Locate the lines that hold the string "TradingView". Copy every such line.
-- Records supplied start --
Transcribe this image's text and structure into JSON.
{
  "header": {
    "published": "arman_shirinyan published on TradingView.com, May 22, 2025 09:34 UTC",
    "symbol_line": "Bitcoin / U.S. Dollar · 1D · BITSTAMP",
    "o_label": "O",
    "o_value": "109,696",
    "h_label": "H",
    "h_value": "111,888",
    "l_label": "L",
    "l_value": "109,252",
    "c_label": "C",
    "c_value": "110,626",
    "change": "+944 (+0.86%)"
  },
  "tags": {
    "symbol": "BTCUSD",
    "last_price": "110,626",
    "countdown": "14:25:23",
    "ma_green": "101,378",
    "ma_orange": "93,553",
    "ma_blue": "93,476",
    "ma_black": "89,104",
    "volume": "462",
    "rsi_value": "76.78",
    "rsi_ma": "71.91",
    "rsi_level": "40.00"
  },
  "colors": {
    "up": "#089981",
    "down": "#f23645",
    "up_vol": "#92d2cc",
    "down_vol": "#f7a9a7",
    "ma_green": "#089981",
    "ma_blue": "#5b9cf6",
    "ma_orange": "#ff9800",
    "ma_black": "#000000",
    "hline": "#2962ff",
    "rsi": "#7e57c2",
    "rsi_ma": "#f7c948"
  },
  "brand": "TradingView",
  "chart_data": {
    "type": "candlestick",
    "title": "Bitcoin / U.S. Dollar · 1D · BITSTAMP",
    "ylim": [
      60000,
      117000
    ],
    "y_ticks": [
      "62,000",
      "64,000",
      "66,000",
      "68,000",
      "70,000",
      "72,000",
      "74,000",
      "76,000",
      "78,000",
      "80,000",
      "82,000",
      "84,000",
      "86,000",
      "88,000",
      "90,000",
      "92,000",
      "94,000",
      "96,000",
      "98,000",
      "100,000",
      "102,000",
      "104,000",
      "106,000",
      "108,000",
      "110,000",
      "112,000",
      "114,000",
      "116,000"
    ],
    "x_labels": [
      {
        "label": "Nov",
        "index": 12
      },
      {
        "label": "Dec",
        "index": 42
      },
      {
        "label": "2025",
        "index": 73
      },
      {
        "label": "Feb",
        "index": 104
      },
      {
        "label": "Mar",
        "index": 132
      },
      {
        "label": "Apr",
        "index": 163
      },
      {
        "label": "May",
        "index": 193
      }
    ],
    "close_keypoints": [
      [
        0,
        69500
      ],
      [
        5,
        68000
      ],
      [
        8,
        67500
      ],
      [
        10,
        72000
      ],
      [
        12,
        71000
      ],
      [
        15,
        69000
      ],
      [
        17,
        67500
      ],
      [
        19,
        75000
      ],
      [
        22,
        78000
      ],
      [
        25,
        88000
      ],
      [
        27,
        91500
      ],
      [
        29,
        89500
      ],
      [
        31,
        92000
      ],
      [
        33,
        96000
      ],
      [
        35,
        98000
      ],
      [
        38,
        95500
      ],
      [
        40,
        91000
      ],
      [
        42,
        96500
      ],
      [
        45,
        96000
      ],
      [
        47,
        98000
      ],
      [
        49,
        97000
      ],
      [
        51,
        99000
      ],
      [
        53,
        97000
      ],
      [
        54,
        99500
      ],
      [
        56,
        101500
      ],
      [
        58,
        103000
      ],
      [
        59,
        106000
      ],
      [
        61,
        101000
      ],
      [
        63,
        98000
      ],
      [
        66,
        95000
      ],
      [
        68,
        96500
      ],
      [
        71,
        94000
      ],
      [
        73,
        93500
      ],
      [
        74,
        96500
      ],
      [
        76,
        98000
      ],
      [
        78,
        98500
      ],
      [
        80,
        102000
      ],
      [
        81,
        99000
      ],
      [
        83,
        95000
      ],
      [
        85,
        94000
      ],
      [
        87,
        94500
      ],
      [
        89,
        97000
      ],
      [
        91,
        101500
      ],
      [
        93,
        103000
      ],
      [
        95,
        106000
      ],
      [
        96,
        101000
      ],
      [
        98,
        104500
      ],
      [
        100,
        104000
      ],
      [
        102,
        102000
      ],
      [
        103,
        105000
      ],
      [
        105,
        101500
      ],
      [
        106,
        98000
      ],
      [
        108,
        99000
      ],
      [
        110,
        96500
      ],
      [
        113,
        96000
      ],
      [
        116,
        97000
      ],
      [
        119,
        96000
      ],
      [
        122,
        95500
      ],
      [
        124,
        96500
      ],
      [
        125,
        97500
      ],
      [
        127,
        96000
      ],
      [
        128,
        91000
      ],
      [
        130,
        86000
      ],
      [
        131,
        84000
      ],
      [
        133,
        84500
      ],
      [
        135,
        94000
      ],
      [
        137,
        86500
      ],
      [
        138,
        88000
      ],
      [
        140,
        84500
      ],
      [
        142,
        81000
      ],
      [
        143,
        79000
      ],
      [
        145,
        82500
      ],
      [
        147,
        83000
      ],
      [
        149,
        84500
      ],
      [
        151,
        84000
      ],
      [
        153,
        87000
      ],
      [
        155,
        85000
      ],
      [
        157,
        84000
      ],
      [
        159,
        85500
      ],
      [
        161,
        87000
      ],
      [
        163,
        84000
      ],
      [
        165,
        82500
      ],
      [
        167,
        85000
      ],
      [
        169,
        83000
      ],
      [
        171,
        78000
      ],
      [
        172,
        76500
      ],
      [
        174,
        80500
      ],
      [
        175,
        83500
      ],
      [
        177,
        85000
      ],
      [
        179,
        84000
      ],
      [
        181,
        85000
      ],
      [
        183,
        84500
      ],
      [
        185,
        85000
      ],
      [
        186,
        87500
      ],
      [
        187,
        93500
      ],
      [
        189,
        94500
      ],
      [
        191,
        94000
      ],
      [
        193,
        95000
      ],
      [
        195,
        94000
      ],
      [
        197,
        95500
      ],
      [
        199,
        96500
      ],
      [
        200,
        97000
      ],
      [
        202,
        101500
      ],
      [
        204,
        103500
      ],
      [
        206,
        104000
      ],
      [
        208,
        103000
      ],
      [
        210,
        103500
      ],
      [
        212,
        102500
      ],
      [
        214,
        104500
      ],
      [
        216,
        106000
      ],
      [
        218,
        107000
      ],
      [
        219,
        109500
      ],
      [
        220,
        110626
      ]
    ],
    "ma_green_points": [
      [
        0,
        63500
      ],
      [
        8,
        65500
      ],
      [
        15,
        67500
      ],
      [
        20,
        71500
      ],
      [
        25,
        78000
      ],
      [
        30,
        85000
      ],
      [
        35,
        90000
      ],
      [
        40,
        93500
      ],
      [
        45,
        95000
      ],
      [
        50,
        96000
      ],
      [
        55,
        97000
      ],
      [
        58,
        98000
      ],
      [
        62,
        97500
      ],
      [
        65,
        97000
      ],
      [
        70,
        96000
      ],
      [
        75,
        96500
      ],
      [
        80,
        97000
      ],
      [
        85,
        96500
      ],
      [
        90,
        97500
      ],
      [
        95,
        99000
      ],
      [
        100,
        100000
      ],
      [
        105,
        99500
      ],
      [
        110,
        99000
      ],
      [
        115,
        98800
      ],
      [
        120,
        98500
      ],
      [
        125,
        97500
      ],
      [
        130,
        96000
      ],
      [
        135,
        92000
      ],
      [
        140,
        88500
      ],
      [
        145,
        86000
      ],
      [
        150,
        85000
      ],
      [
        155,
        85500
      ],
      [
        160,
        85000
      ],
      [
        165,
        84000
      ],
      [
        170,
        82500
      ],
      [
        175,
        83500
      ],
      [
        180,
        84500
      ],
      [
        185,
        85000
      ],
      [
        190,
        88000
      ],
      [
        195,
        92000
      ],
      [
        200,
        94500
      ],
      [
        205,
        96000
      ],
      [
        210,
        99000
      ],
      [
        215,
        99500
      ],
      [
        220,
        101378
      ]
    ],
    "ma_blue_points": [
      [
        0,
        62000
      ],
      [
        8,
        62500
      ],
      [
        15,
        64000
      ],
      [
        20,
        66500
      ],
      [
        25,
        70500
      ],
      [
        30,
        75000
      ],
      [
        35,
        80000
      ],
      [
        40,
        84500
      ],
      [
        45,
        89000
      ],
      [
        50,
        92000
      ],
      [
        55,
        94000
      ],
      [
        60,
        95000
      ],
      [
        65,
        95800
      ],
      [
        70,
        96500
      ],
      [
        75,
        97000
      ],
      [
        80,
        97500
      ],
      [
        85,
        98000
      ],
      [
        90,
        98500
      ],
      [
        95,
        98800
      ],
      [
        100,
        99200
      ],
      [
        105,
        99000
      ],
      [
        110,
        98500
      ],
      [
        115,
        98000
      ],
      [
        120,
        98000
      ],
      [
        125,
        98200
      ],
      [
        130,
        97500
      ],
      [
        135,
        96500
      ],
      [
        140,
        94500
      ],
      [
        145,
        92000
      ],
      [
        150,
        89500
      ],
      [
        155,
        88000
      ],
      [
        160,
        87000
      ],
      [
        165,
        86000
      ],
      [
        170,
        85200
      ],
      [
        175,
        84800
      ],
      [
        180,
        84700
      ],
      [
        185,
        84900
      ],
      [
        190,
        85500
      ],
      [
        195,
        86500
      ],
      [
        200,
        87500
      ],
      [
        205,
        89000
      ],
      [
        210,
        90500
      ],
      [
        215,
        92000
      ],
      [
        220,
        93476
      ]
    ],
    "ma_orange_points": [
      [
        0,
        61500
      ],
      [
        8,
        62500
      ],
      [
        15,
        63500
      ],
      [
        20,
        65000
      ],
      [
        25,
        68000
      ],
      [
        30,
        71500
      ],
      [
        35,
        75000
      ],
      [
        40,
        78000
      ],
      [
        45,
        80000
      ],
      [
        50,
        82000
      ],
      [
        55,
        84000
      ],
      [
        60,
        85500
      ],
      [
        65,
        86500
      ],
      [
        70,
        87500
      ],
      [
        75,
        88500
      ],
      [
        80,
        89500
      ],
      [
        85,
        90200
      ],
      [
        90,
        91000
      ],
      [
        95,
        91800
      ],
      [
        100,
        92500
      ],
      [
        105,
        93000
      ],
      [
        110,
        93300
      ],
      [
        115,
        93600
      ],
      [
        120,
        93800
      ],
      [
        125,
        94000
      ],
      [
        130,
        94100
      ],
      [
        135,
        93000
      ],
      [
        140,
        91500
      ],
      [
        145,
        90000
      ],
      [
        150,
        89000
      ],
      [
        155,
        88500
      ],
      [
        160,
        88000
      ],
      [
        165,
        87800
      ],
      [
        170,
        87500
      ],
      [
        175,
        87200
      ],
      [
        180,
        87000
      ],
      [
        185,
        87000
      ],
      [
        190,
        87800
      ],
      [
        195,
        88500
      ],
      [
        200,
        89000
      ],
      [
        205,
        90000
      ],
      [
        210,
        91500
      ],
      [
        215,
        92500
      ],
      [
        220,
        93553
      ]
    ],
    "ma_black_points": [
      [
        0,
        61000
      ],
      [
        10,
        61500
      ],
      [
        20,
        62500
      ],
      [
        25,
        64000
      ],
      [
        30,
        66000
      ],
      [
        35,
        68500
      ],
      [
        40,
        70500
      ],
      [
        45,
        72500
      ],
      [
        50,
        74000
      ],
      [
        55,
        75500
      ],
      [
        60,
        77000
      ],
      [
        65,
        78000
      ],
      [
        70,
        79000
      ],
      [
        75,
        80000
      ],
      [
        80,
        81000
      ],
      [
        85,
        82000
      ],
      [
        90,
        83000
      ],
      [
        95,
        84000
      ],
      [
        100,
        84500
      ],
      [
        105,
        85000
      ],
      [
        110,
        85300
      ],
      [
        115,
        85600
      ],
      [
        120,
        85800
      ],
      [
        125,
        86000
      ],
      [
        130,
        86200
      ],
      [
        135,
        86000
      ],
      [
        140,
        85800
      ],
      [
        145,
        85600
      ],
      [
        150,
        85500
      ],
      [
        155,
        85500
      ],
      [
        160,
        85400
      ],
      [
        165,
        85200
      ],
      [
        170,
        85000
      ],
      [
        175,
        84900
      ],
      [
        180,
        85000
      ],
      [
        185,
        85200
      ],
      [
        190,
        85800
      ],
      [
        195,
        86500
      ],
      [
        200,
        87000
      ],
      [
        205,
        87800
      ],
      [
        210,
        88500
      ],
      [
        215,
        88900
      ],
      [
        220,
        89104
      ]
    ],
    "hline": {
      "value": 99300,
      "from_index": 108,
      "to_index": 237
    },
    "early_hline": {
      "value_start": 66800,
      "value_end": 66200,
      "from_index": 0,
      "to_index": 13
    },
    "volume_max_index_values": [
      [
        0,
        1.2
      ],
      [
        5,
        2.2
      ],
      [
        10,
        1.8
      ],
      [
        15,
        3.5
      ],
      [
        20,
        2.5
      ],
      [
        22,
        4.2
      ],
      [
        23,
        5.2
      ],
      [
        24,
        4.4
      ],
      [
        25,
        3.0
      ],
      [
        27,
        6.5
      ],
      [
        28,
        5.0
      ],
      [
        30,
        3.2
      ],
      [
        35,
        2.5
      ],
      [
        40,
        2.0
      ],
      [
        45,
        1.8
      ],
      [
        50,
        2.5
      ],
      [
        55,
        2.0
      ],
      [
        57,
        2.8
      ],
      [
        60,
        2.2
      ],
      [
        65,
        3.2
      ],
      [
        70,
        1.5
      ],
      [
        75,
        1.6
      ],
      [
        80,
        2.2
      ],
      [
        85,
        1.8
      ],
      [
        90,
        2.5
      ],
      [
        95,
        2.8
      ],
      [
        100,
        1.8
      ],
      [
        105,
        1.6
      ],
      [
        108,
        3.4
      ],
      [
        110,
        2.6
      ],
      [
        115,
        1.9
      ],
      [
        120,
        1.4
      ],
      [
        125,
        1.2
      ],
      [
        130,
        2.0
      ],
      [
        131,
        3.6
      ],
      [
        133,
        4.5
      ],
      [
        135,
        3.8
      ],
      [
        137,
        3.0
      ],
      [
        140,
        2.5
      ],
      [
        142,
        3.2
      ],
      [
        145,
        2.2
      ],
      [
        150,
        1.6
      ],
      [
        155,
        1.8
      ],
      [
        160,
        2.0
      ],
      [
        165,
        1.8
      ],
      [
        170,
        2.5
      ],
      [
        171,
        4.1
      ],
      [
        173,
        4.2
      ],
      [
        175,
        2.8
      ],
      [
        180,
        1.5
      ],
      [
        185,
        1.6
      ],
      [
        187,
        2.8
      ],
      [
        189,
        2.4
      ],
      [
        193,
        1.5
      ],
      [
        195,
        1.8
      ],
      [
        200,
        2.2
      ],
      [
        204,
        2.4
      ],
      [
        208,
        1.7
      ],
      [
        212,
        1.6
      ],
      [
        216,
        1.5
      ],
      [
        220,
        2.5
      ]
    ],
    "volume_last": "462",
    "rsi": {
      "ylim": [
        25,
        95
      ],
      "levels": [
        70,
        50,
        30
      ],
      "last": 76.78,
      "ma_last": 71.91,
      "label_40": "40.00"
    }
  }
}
-- Records supplied end --
▶ [Worked solution]:
    "published": "arman_shirinyan published on TradingView.com, May 22, 2025 09:34 UTC",
  "brand": "TradingView",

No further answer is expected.